--- Study text ---
╭──

# A Celsr3 Mutation Linked to Tourette Disorder Disrupts Cortical Dendritic Patterning and Striatal Cholinergic Interneuron Excitability

**Authors:** Cara Nasello, G. Duygu Yilmaz, Lauren A. Poppi, Tess F. Kowalski, K. T. Ho-Nguyen, Junbing Wu, Matthew Matrongolo, Joshua K. Thackray, Anna Shi, Nicolas L. Carayannopoulos, Nithisha Cheedalla, Julianne McGinnis, Jasmine Chen, Adyan Khondker, Fadel Tissir, Gary A. Heiman, Jay A. Tischfield, Max A. Tischfield

PMC · DOI: 10.3390/ijms262110307 · 2025-10-23

## TL;DR

A mutation in the CELSR3 gene linked to Tourette Disorder disrupts brain cell structure and function in mice, but does not cause tics.

## Contribution

A novel viable mouse model with a human CELSR3 mutation reveals specific neural changes without causing tic-like behaviors.

## Key findings

- Mice with the CELSR3 R774H mutation show altered cortical dendritic patterning and spine distribution.
- Cholinergic interneurons in the striatum of these mice exhibit mild hyperexcitability and spine density changes.
- Despite these changes, the mice do not display repetitive motor behaviors but show sensorimotor gating deficits.

## Abstract

Tourette Disorder (TD) is a prevalent neurodevelopmental condition characterized by chronic motor and vocal tics. A mechanistic understanding of both the genetic etiology and brain pathophysiology remains poor. To gain insight into the molecular underpinnings of TD, we have generated a novel mouse model expressing an orthologous human mutation in CELSR3, a high-confidence TD risk gene. This putative damaging de novo variant, R774H, causes an amino acid substitution within the fifth cadherin repeat. Unlike previous Celsr3 TD models and Celsr3 constitutive null mice, mice homozygous for the R774H amino acid substitution are viable. They have grossly normal forebrain development and no changes to the density of cortical and striatal interneuron subpopulations. However, 3D geometric analysis of cortical pyramidal neurons revealed changes to dendritic patterning and the types and distributions of spines. Furthermore, patch clamp recordings in cholinergic interneurons located within the sensorimotor striatum uncovered mild intrinsic hyperexcitability and changes to spine density. Despite these changes, Celsr3R774H homozygous mice do not show repetitive motor behaviors at baseline nor motor learning impairments. However, Celsr3R774H homozygous males have sensorimotor gating deficits, a behavioral phenotype observed in both humans with TD and previously reported mouse models. Our findings suggest human mutations in CELSR3 may affect dendritic patterning, spine formation and/or turnover, and the firing properties of neurons within cortico-striatal circuits.

╰──

--- Supplied entries ---

╭──

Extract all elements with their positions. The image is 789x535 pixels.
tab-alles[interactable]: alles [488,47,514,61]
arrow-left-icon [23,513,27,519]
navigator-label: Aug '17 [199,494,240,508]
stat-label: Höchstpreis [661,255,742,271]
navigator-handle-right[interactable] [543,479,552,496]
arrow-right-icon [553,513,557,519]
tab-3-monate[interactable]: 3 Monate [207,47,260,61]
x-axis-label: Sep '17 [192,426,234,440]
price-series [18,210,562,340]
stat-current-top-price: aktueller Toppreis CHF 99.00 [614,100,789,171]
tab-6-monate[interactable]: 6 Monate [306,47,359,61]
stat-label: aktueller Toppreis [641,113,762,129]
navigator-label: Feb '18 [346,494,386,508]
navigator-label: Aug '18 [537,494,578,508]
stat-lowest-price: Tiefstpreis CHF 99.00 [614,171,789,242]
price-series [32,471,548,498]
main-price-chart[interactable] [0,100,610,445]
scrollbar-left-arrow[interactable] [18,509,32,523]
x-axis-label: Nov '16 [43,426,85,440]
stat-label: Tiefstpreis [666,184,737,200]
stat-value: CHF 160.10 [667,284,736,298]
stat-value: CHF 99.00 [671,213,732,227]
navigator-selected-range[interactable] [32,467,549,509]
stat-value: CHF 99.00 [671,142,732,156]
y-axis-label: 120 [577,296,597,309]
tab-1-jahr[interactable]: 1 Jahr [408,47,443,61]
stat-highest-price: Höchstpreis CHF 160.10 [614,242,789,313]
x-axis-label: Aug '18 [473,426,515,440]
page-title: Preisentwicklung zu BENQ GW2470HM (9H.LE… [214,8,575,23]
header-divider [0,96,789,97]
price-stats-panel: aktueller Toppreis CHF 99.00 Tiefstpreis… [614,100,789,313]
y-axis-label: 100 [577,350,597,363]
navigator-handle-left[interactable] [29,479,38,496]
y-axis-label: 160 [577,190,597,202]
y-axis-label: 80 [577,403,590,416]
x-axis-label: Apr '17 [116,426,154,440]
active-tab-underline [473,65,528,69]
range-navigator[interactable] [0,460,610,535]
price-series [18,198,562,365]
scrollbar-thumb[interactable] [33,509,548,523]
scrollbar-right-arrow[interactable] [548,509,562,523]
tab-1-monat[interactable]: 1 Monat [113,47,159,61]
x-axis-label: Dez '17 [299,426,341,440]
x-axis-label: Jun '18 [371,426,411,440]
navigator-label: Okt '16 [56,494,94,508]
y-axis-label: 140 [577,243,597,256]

╰──

--- Task 1 ---
List every section heading that appears below the title of the Celsr3 page.
--- Task 2 ---
Please reproduce everything in the Celsr3 page from "## Key findings" down to "spine density changes.".

--- Exercise answer 1 ---
TL;DR
Contribution
Key findings
Abstract

--- Exercise answer 2 ---
## Key findings

- Mice with the CELSR3 R774H mutation show altered cortical dendritic patterning and spine distribution.
- Cholinergic interneurons in the striatum of these mice exhibit mild hyperexcitability and spine density changes.